[Start]
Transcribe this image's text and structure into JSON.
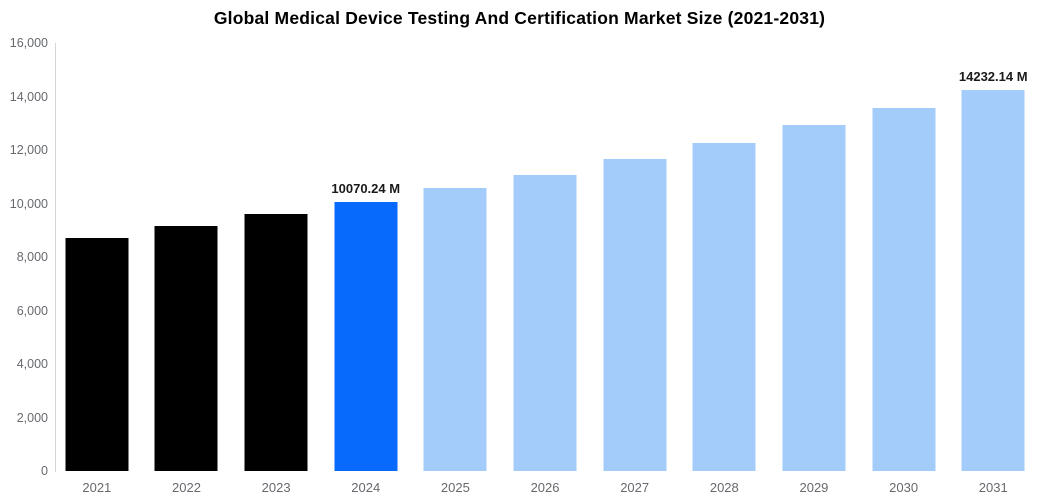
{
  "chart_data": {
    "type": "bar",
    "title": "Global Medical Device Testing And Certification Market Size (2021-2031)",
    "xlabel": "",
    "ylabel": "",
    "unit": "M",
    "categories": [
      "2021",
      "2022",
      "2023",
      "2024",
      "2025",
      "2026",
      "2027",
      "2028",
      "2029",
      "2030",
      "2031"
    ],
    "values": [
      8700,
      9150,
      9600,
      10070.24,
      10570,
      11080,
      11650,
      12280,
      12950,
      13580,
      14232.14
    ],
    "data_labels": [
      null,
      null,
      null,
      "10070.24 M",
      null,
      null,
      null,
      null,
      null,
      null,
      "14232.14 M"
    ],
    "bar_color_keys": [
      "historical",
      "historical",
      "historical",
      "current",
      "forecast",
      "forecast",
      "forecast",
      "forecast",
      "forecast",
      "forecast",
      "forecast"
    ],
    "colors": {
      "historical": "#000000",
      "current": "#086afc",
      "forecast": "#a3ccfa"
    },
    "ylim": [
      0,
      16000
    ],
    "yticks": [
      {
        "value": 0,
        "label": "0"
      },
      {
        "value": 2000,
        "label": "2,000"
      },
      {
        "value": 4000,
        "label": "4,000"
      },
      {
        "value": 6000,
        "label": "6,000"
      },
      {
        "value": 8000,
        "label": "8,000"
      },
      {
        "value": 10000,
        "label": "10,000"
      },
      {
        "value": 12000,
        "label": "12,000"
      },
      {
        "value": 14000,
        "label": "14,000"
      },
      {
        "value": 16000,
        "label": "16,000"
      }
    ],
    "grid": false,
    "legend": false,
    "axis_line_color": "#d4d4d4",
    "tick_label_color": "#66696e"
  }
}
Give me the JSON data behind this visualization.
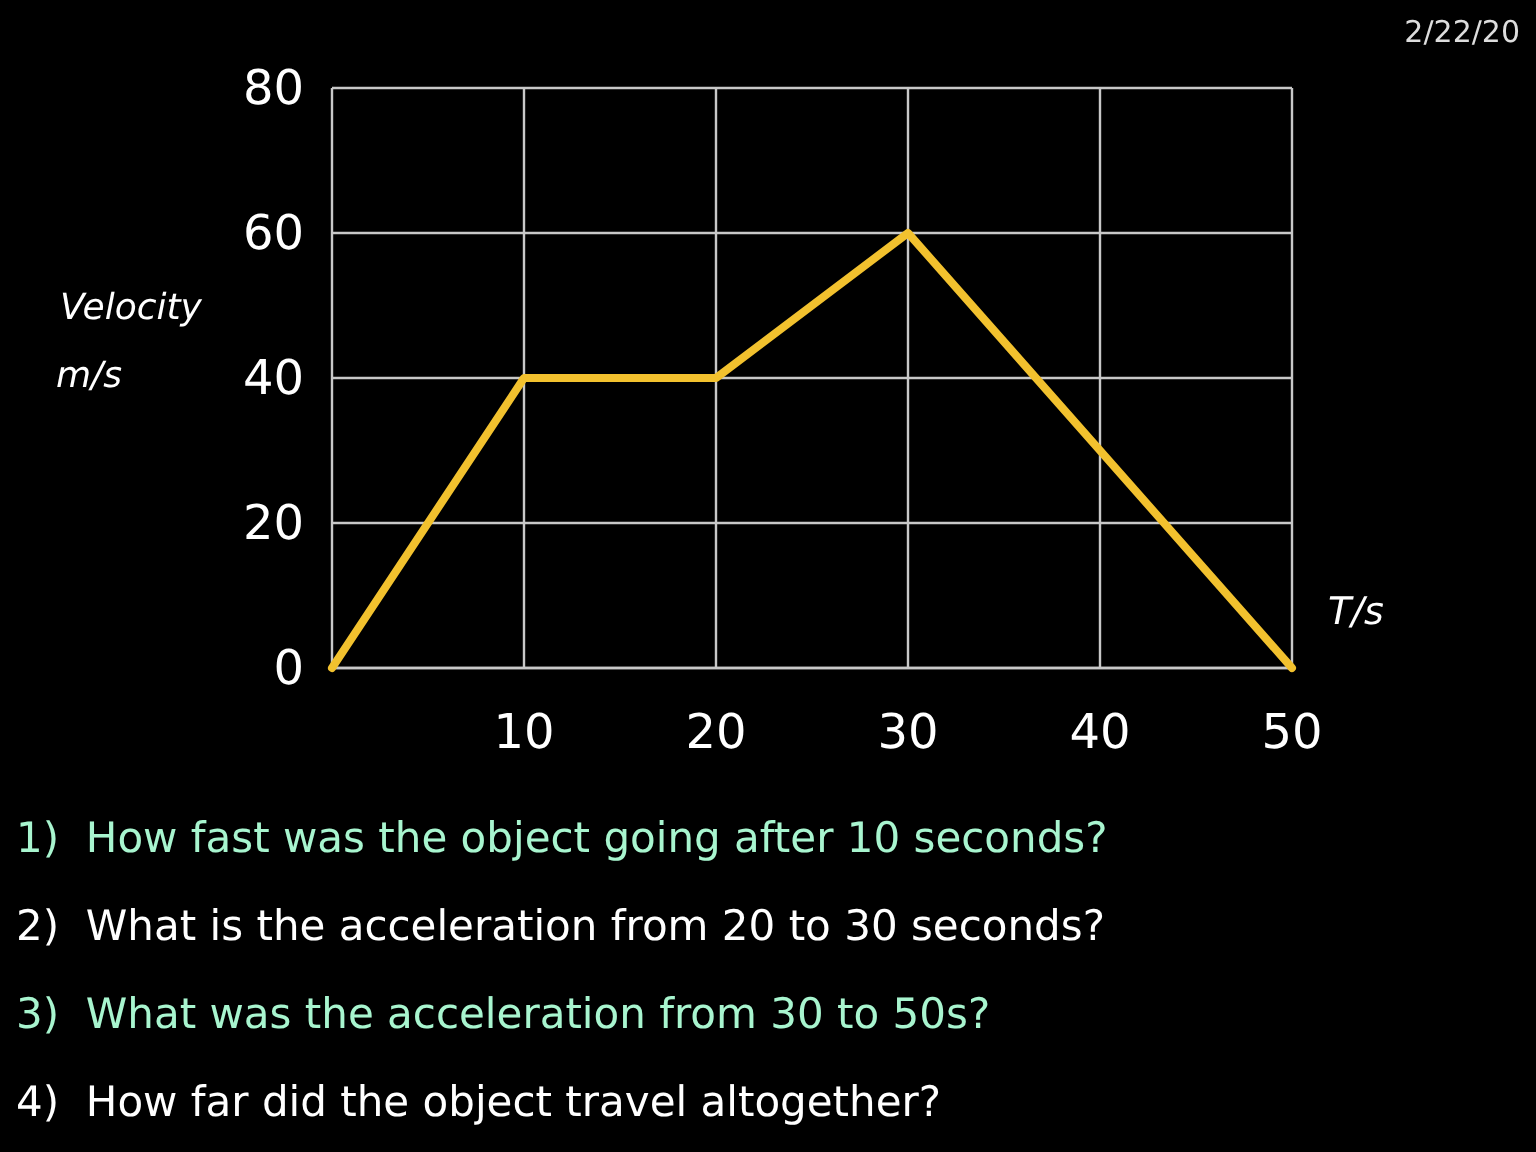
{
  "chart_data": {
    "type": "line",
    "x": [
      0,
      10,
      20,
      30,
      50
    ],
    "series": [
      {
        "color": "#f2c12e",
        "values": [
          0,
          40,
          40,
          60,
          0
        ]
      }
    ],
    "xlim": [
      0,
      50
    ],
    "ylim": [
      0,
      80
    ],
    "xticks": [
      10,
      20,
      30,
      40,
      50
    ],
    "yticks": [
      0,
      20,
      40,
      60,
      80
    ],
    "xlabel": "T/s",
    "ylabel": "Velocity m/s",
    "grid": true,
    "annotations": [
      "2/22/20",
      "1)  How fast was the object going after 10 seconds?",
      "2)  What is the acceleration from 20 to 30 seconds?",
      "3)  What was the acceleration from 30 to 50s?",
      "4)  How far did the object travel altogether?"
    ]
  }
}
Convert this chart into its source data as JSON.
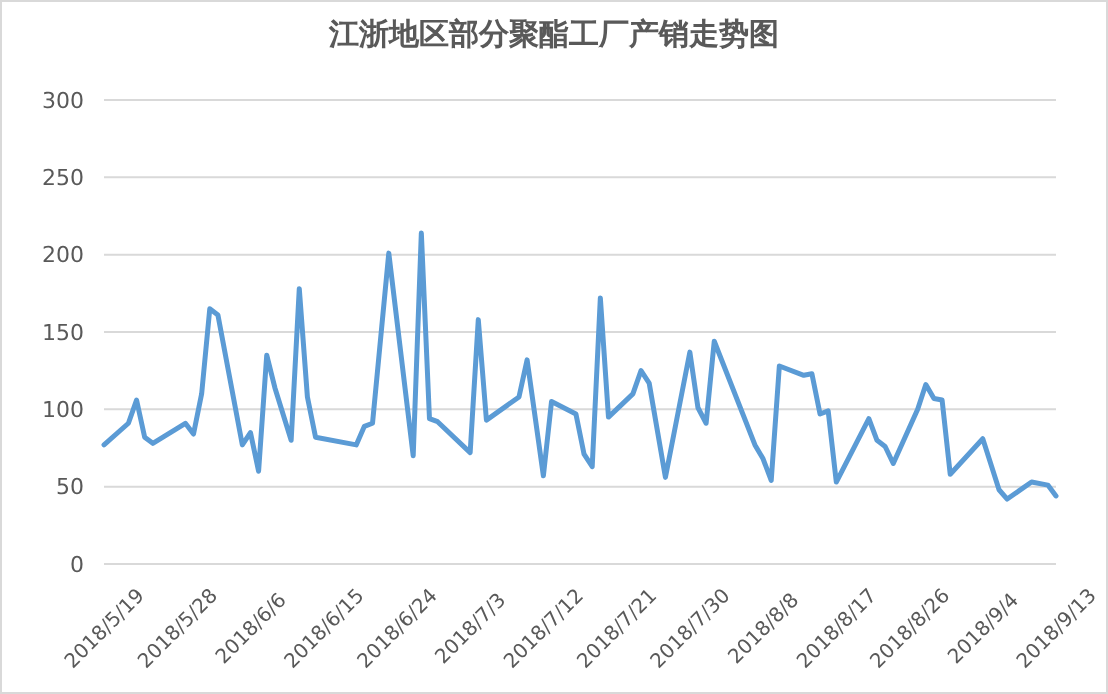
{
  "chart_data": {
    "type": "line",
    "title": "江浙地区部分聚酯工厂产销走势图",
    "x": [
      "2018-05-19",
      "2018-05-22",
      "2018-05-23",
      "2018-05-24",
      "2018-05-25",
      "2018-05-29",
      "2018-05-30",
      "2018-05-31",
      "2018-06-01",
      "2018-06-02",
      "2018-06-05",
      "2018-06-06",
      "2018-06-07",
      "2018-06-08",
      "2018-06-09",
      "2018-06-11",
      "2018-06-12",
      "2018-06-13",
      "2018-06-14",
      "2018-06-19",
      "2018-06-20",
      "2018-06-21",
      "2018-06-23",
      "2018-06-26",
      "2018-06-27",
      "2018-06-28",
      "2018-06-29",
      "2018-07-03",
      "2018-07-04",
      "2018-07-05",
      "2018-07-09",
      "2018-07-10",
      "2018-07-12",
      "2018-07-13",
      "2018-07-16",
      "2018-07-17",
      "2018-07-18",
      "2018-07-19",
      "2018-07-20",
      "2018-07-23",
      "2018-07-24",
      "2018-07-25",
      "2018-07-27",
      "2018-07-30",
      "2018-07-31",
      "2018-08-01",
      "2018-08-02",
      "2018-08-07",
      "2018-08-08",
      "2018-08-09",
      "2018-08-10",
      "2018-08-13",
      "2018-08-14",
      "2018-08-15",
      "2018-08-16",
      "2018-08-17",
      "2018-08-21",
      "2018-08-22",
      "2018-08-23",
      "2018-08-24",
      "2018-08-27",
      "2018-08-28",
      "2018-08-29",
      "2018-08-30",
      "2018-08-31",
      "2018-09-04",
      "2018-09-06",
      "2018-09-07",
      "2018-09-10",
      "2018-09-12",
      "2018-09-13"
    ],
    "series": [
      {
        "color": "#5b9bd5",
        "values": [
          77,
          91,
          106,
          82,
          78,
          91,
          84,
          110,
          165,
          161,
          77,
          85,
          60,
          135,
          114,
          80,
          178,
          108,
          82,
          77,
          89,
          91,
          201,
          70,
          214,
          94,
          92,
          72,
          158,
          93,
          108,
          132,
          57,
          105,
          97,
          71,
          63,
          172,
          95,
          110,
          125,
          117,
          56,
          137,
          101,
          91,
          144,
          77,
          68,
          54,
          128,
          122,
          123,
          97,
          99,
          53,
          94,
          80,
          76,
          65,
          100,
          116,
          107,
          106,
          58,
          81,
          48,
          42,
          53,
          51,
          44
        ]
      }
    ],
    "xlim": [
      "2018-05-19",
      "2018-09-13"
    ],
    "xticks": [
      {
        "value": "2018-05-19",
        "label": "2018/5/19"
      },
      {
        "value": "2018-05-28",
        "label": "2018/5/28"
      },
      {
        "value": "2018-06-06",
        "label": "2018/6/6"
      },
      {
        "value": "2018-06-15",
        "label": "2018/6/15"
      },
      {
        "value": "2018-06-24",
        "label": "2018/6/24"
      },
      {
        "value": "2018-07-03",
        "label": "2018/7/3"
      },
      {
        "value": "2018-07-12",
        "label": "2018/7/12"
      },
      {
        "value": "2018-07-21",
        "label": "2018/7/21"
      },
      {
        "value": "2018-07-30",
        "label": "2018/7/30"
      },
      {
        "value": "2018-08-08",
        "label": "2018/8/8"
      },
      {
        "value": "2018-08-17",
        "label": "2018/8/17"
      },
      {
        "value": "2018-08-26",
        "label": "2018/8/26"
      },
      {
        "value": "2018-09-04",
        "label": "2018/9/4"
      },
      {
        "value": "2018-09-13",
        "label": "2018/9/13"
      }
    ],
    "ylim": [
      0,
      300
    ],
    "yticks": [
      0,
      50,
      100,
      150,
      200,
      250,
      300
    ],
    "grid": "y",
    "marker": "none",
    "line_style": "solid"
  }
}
[End]
• **Goal of the exercise**
Pull out each line holding the string "into".

• **Finished task**
Transcribe this image's text and structure into JSON.
Convert this chart into its source data as JSON.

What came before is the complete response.